- [EXERCISE PROMPT]:
Sift the material for lines containing "南京市中医院", and return them.

(Data entries)
= = = = = = =

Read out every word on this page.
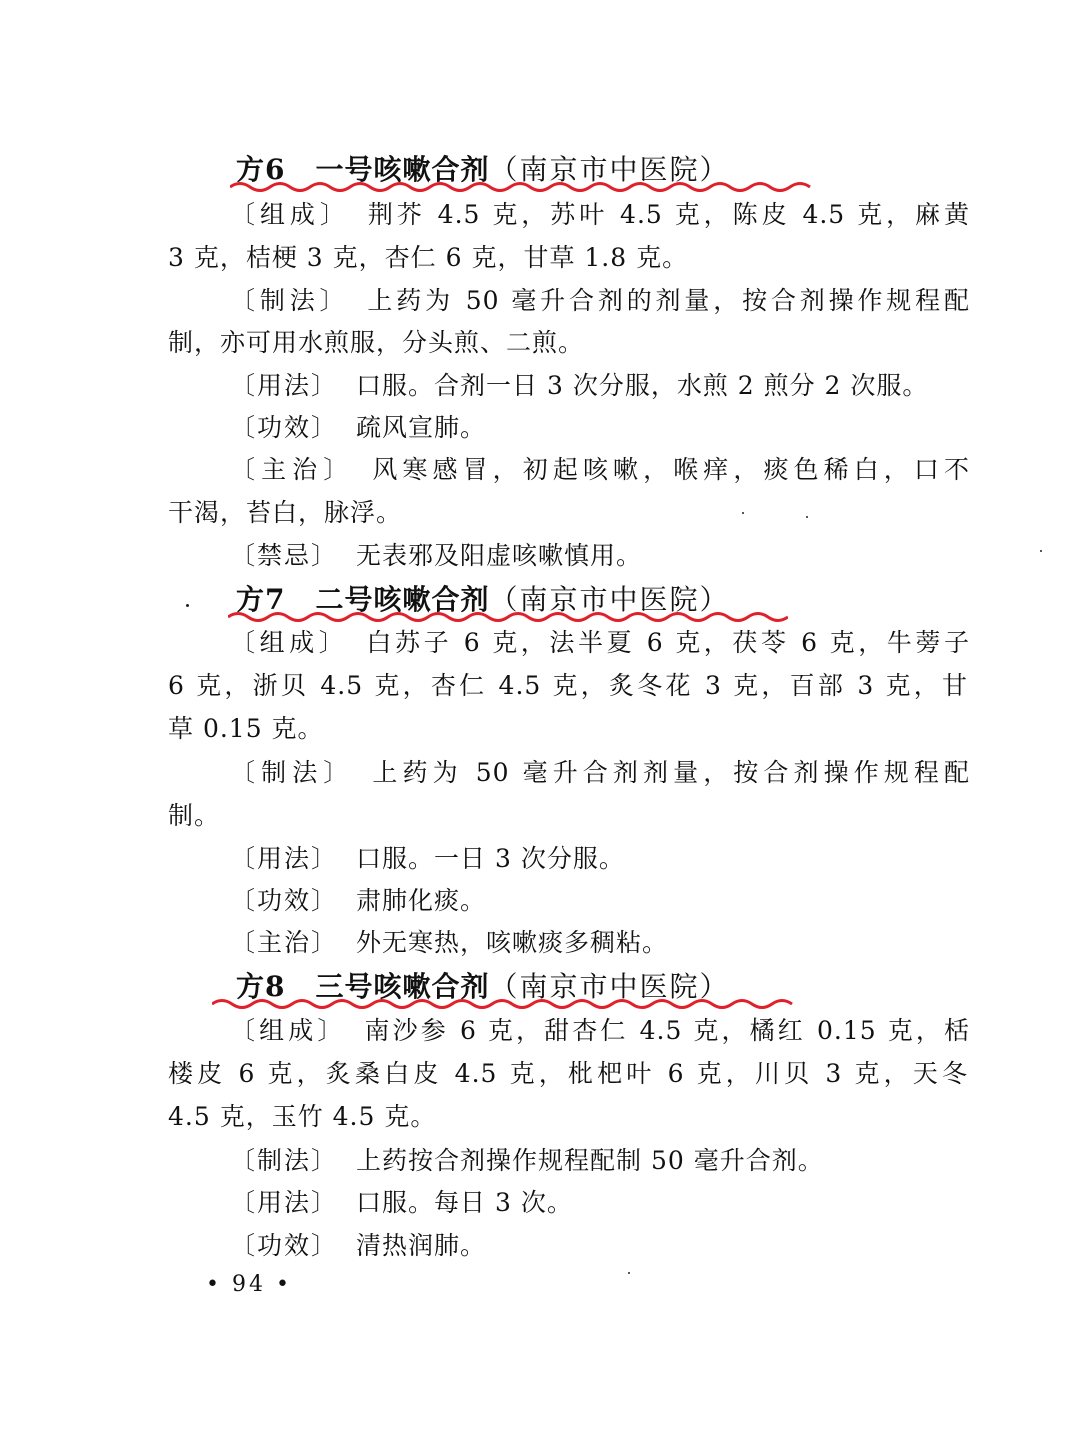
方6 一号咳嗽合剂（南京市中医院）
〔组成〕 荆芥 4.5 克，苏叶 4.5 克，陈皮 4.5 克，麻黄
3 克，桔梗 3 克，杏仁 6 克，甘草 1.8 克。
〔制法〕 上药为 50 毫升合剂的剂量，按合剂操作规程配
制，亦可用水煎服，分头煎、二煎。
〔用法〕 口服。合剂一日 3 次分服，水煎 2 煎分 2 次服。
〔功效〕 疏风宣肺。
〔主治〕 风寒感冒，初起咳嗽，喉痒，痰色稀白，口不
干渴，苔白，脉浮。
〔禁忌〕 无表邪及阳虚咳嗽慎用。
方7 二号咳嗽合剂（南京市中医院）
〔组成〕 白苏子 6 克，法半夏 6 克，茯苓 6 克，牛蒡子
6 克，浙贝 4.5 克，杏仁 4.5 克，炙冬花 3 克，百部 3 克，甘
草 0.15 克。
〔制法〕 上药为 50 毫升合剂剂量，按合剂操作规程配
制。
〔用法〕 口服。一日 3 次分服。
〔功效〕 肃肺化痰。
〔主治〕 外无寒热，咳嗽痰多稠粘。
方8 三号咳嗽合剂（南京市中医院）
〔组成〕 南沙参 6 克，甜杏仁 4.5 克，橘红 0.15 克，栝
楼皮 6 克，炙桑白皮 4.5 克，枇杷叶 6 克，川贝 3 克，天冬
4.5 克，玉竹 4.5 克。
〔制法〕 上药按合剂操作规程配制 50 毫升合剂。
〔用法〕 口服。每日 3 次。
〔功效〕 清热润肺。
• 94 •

= = = = = = =

- [RESPONSE TO THE TASK]:
方6 一号咳嗽合剂（南京市中医院）
方7 二号咳嗽合剂（南京市中医院）
方8 三号咳嗽合剂（南京市中医院）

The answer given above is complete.